PROMPT. Exact reproduction of the data is required, with images excluded.

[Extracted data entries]
--- start ---
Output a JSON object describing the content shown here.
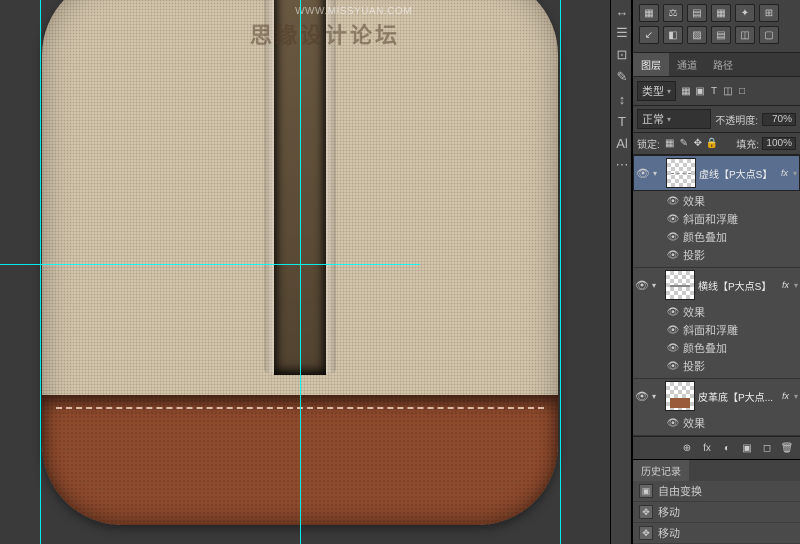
{
  "watermark_url": "WWW.MISSYUAN.COM",
  "watermark_text": "思缘设计论坛",
  "guides": {
    "v": [
      40,
      300,
      560
    ],
    "h": [
      264
    ]
  },
  "tool_icons": [
    "↔",
    "☰",
    "⊡",
    "✎",
    "↕",
    "T",
    "Al",
    "⋯"
  ],
  "option_icons": [
    "▦",
    "⚖",
    "▤",
    "▦",
    "✦",
    "⊞",
    "↙",
    "◧",
    "▨",
    "▤",
    "◫",
    "▢"
  ],
  "panels": {
    "tabs": [
      "图层",
      "通道",
      "路径"
    ],
    "active_tab": 0,
    "type_row": {
      "label": "类型",
      "icons": [
        "▦",
        "▣",
        "T",
        "◫",
        "□"
      ]
    },
    "blend": {
      "mode": "正常",
      "opacity_label": "不透明度:",
      "opacity": "70%"
    },
    "lock": {
      "label": "锁定:",
      "icons": [
        "▦",
        "✎",
        "✥",
        "🔒"
      ],
      "fill_label": "填充:",
      "fill": "100%"
    }
  },
  "layers": [
    {
      "name": "虚线【P大点S】",
      "selected": true,
      "fx": true,
      "effects": [
        "效果",
        "斜面和浮雕",
        "颜色叠加",
        "投影"
      ],
      "thumb": "dashes"
    },
    {
      "name": "横线【P大点S】",
      "selected": false,
      "fx": true,
      "effects": [
        "效果",
        "斜面和浮雕",
        "颜色叠加",
        "投影"
      ],
      "thumb": "line"
    },
    {
      "name": "皮革底【P大点...",
      "selected": false,
      "fx": true,
      "effects": [
        "效果"
      ],
      "thumb": "leather"
    }
  ],
  "footer_icons": [
    "⊕",
    "fx",
    "◐",
    "▣",
    "◻",
    "🗑"
  ],
  "history": {
    "title": "历史记录",
    "items": [
      {
        "icon": "▣",
        "label": "自由变换"
      },
      {
        "icon": "✥",
        "label": "移动"
      },
      {
        "icon": "✥",
        "label": "移动"
      }
    ]
  }
}
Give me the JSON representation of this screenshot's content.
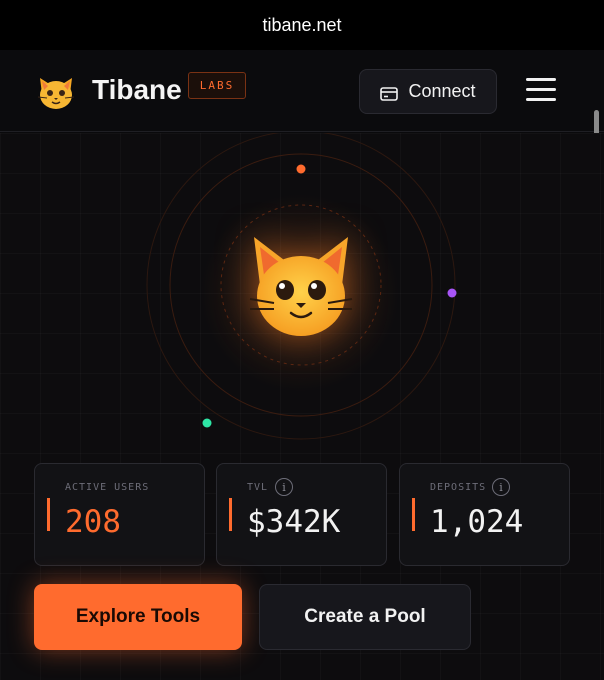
{
  "browser": {
    "url": "tibane.net"
  },
  "header": {
    "brand_name": "Tibane",
    "brand_badge": "LABS",
    "brand_icon": "cat-face-icon",
    "connect_label": "Connect",
    "connect_icon": "wallet-card-icon",
    "menu_icon": "hamburger-menu-icon"
  },
  "hero": {
    "mascot_icon": "cat-face-icon",
    "orbit_dot_colors": [
      "#ff6b2e",
      "#a855f7",
      "#2ee6a6"
    ]
  },
  "stats": [
    {
      "label": "ACTIVE USERS",
      "value": "208",
      "value_color": "#ff6b2e",
      "info": false
    },
    {
      "label": "TVL",
      "value": "$342K",
      "value_color": "#f2f2f2",
      "info": true,
      "info_icon": "info-icon"
    },
    {
      "label": "DEPOSITS",
      "value": "1,024",
      "value_color": "#f2f2f2",
      "info": true,
      "info_icon": "info-icon"
    }
  ],
  "actions": {
    "primary_label": "Explore Tools",
    "secondary_label": "Create a Pool"
  },
  "colors": {
    "accent": "#ff6b2e",
    "background": "#0a0a0c",
    "card": "#121215"
  }
}
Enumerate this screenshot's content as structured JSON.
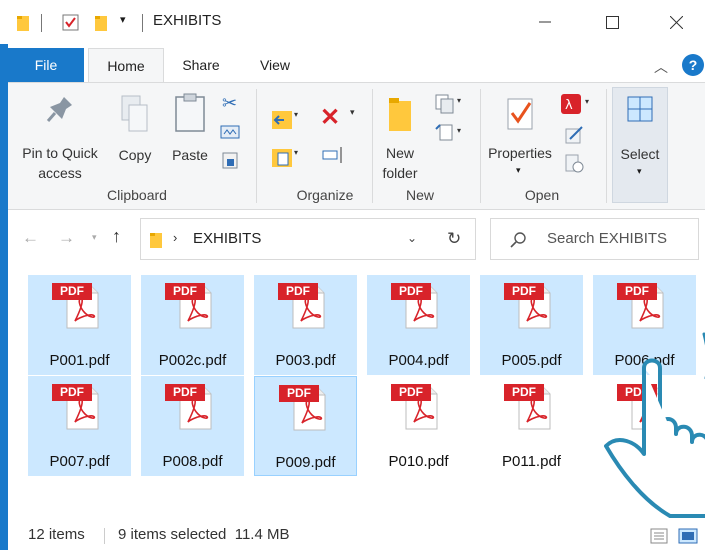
{
  "window": {
    "title": "EXHIBITS"
  },
  "tabs": [
    {
      "label": "File"
    },
    {
      "label": "Home"
    },
    {
      "label": "Share"
    },
    {
      "label": "View"
    }
  ],
  "ribbon": {
    "pin_label": "Pin to Quick access",
    "copy_label": "Copy",
    "paste_label": "Paste",
    "new_folder_label": "New folder",
    "properties_label": "Properties",
    "select_label": "Select",
    "groups": [
      "Clipboard",
      "Organize",
      "New",
      "Open"
    ]
  },
  "address": {
    "crumb": "EXHIBITS"
  },
  "search": {
    "placeholder": "Search EXHIBITS"
  },
  "files": [
    {
      "name": "P001.pdf",
      "selected": true
    },
    {
      "name": "P002c.pdf",
      "selected": true
    },
    {
      "name": "P003.pdf",
      "selected": true
    },
    {
      "name": "P004.pdf",
      "selected": true
    },
    {
      "name": "P005.pdf",
      "selected": true
    },
    {
      "name": "P006.pdf",
      "selected": true
    },
    {
      "name": "P007.pdf",
      "selected": true
    },
    {
      "name": "P008.pdf",
      "selected": true
    },
    {
      "name": "P009.pdf",
      "selected": true
    },
    {
      "name": "P010.pdf",
      "selected": false
    },
    {
      "name": "P011.pdf",
      "selected": false
    },
    {
      "name": "",
      "selected": false
    }
  ],
  "pdf_badge": "PDF",
  "status": {
    "count": "12 items",
    "selection": "9 items selected  11.4 MB"
  },
  "colors": {
    "accent": "#1979ca",
    "selection": "#cce8ff",
    "pdf_red": "#d8232a",
    "hand_outline": "#2a8ab3"
  }
}
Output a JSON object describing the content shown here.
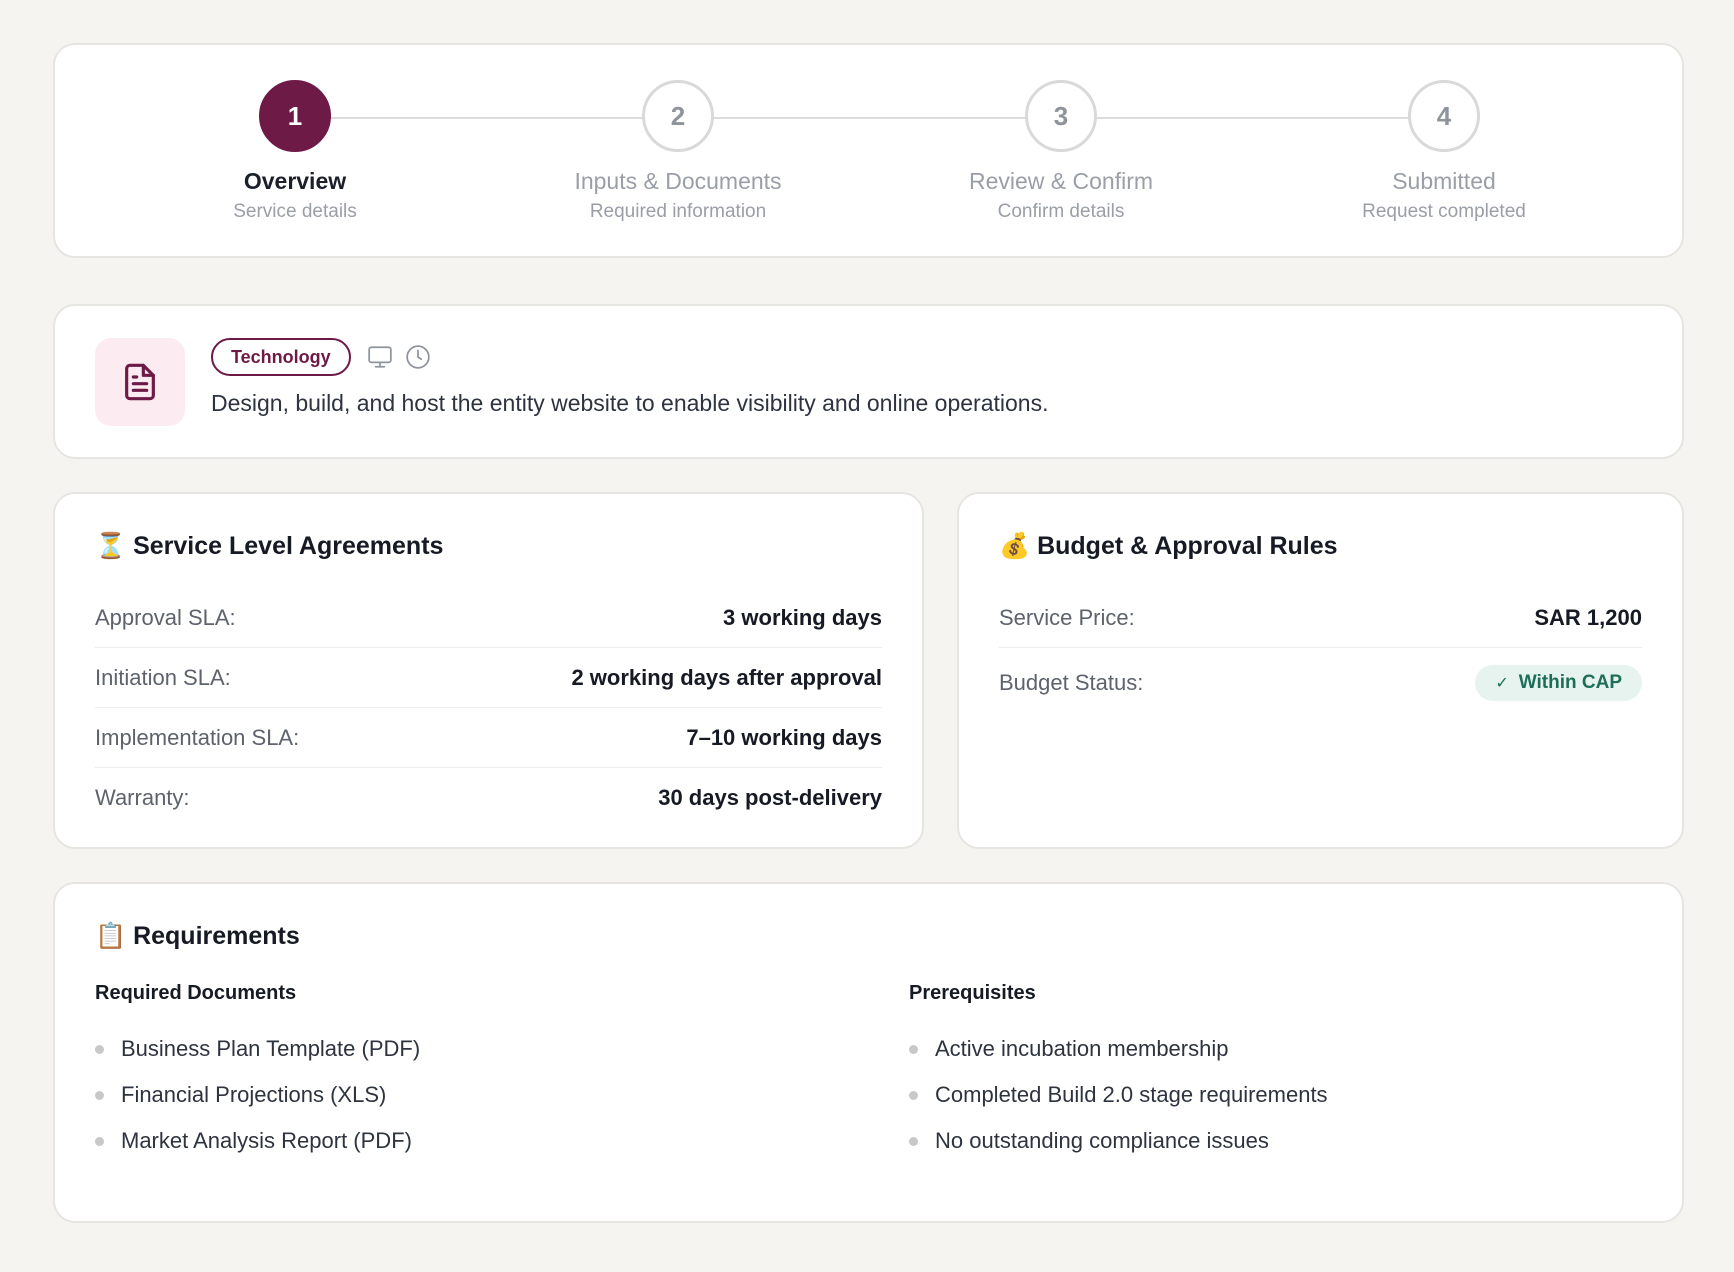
{
  "stepper": {
    "steps": [
      {
        "number": "1",
        "title": "Overview",
        "subtitle": "Service details",
        "active": true
      },
      {
        "number": "2",
        "title": "Inputs & Documents",
        "subtitle": "Required information",
        "active": false
      },
      {
        "number": "3",
        "title": "Review & Confirm",
        "subtitle": "Confirm details",
        "active": false
      },
      {
        "number": "4",
        "title": "Submitted",
        "subtitle": "Request completed",
        "active": false
      }
    ]
  },
  "service": {
    "icon": "document-icon",
    "category": "Technology",
    "meta_icons": [
      "monitor-icon",
      "clock-icon"
    ],
    "description": "Design, build, and host the entity website to enable visibility and online operations."
  },
  "sla": {
    "title": "⏳ Service Level Agreements",
    "rows": [
      {
        "label": "Approval SLA:",
        "value": "3 working days"
      },
      {
        "label": "Initiation SLA:",
        "value": "2 working days after approval"
      },
      {
        "label": "Implementation SLA:",
        "value": "7–10 working days"
      },
      {
        "label": "Warranty:",
        "value": "30 days post-delivery"
      }
    ]
  },
  "budget": {
    "title": "💰 Budget & Approval Rules",
    "price_label": "Service Price:",
    "price_value": "SAR 1,200",
    "status_label": "Budget Status:",
    "status_value": "Within CAP",
    "status_icon": "check-icon"
  },
  "requirements": {
    "title": "📋 Requirements",
    "documents_title": "Required Documents",
    "documents": [
      "Business Plan Template (PDF)",
      "Financial Projections (XLS)",
      "Market Analysis Report (PDF)"
    ],
    "prerequisites_title": "Prerequisites",
    "prerequisites": [
      "Active incubation membership",
      "Completed Build 2.0 stage requirements",
      "No outstanding compliance issues"
    ]
  },
  "colors": {
    "brand": "#6e1a47",
    "success": "#1f6e58",
    "background": "#f5f4f1"
  }
}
--- end ---
EXPECTED ANSWER.
Output a JSON object describing the content shown here.
{
  "watermark_url": "WWW.MISSYUAN.COM",
  "watermark_text": "思缘设计论坛",
  "guides": {
    "v": [
      40,
      300,
      560
    ],
    "h": [
      264
    ]
  },
  "tool_icons": [
    "↔",
    "☰",
    "⊡",
    "✎",
    "↕",
    "T",
    "Al",
    "⋯"
  ],
  "option_icons": [
    "▦",
    "⚖",
    "▤",
    "▦",
    "✦",
    "⊞",
    "↙",
    "◧",
    "▨",
    "▤",
    "◫",
    "▢"
  ],
  "panels": {
    "tabs": [
      "图层",
      "通道",
      "路径"
    ],
    "active_tab": 0,
    "type_row": {
      "label": "类型",
      "icons": [
        "▦",
        "▣",
        "T",
        "◫",
        "□"
      ]
    },
    "blend": {
      "mode": "正常",
      "opacity_label": "不透明度:",
      "opacity": "70%"
    },
    "lock": {
      "label": "锁定:",
      "icons": [
        "▦",
        "✎",
        "✥",
        "🔒"
      ],
      "fill_label": "填充:",
      "fill": "100%"
    }
  },
  "layers": [
    {
      "name": "虚线【P大点S】",
      "selected": true,
      "fx": true,
      "effects": [
        "效果",
        "斜面和浮雕",
        "颜色叠加",
        "投影"
      ],
      "thumb": "dashes"
    },
    {
      "name": "横线【P大点S】",
      "selected": false,
      "fx": true,
      "effects": [
        "效果",
        "斜面和浮雕",
        "颜色叠加",
        "投影"
      ],
      "thumb": "line"
    },
    {
      "name": "皮革底【P大点...",
      "selected": false,
      "fx": true,
      "effects": [
        "效果"
      ],
      "thumb": "leather"
    }
  ],
  "footer_icons": [
    "⊕",
    "fx",
    "◐",
    "▣",
    "◻",
    "🗑"
  ],
  "history": {
    "title": "历史记录",
    "items": [
      {
        "icon": "▣",
        "label": "自由变换"
      },
      {
        "icon": "✥",
        "label": "移动"
      },
      {
        "icon": "✥",
        "label": "移动"
      }
    ]
  }
}
Give me the JSON representation of this screenshot's content.
{
  "browser": {
    "url": "tibane.net"
  },
  "header": {
    "brand_name": "Tibane",
    "brand_badge": "LABS",
    "brand_icon": "cat-face-icon",
    "connect_label": "Connect",
    "connect_icon": "wallet-card-icon",
    "menu_icon": "hamburger-menu-icon"
  },
  "hero": {
    "mascot_icon": "cat-face-icon",
    "orbit_dot_colors": [
      "#ff6b2e",
      "#a855f7",
      "#2ee6a6"
    ]
  },
  "stats": [
    {
      "label": "ACTIVE USERS",
      "value": "208",
      "value_color": "#ff6b2e",
      "info": false
    },
    {
      "label": "TVL",
      "value": "$342K",
      "value_color": "#f2f2f2",
      "info": true,
      "info_icon": "info-icon"
    },
    {
      "label": "DEPOSITS",
      "value": "1,024",
      "value_color": "#f2f2f2",
      "info": true,
      "info_icon": "info-icon"
    }
  ],
  "actions": {
    "primary_label": "Explore Tools",
    "secondary_label": "Create a Pool"
  },
  "colors": {
    "accent": "#ff6b2e",
    "background": "#0a0a0c",
    "card": "#121215"
  }
}
Enumerate this screenshot's content as structured JSON.
{
  "window": {
    "title": "EXHIBITS"
  },
  "tabs": [
    {
      "label": "File"
    },
    {
      "label": "Home"
    },
    {
      "label": "Share"
    },
    {
      "label": "View"
    }
  ],
  "ribbon": {
    "pin_label": "Pin to Quick access",
    "copy_label": "Copy",
    "paste_label": "Paste",
    "new_folder_label": "New folder",
    "properties_label": "Properties",
    "select_label": "Select",
    "groups": [
      "Clipboard",
      "Organize",
      "New",
      "Open"
    ]
  },
  "address": {
    "crumb": "EXHIBITS"
  },
  "search": {
    "placeholder": "Search EXHIBITS"
  },
  "files": [
    {
      "name": "P001.pdf",
      "selected": true
    },
    {
      "name": "P002c.pdf",
      "selected": true
    },
    {
      "name": "P003.pdf",
      "selected": true
    },
    {
      "name": "P004.pdf",
      "selected": true
    },
    {
      "name": "P005.pdf",
      "selected": true
    },
    {
      "name": "P006.pdf",
      "selected": true
    },
    {
      "name": "P007.pdf",
      "selected": true
    },
    {
      "name": "P008.pdf",
      "selected": true
    },
    {
      "name": "P009.pdf",
      "selected": true
    },
    {
      "name": "P010.pdf",
      "selected": false
    },
    {
      "name": "P011.pdf",
      "selected": false
    },
    {
      "name": "",
      "selected": false
    }
  ],
  "pdf_badge": "PDF",
  "status": {
    "count": "12 items",
    "selection": "9 items selected  11.4 MB"
  },
  "colors": {
    "accent": "#1979ca",
    "selection": "#cce8ff",
    "pdf_red": "#d8232a",
    "hand_outline": "#2a8ab3"
  }
}
Output a JSON object describing the content shown here.
{
  "stepper": {
    "steps": [
      {
        "number": "1",
        "title": "Overview",
        "subtitle": "Service details",
        "active": true
      },
      {
        "number": "2",
        "title": "Inputs & Documents",
        "subtitle": "Required information",
        "active": false
      },
      {
        "number": "3",
        "title": "Review & Confirm",
        "subtitle": "Confirm details",
        "active": false
      },
      {
        "number": "4",
        "title": "Submitted",
        "subtitle": "Request completed",
        "active": false
      }
    ]
  },
  "service": {
    "icon": "document-icon",
    "category": "Technology",
    "meta_icons": [
      "monitor-icon",
      "clock-icon"
    ],
    "description": "Design, build, and host the entity website to enable visibility and online operations."
  },
  "sla": {
    "title": "⏳ Service Level Agreements",
    "rows": [
      {
        "label": "Approval SLA:",
        "value": "3 working days"
      },
      {
        "label": "Initiation SLA:",
        "value": "2 working days after approval"
      },
      {
        "label": "Implementation SLA:",
        "value": "7–10 working days"
      },
      {
        "label": "Warranty:",
        "value": "30 days post-delivery"
      }
    ]
  },
  "budget": {
    "title": "💰 Budget & Approval Rules",
    "price_label": "Service Price:",
    "price_value": "SAR 1,200",
    "status_label": "Budget Status:",
    "status_value": "Within CAP",
    "status_icon": "check-icon"
  },
  "requirements": {
    "title": "📋 Requirements",
    "documents_title": "Required Documents",
    "documents": [
      "Business Plan Template (PDF)",
      "Financial Projections (XLS)",
      "Market Analysis Report (PDF)"
    ],
    "prerequisites_title": "Prerequisites",
    "prerequisites": [
      "Active incubation membership",
      "Completed Build 2.0 stage requirements",
      "No outstanding compliance issues"
    ]
  },
  "colors": {
    "brand": "#6e1a47",
    "success": "#1f6e58",
    "background": "#f5f4f1"
  }
}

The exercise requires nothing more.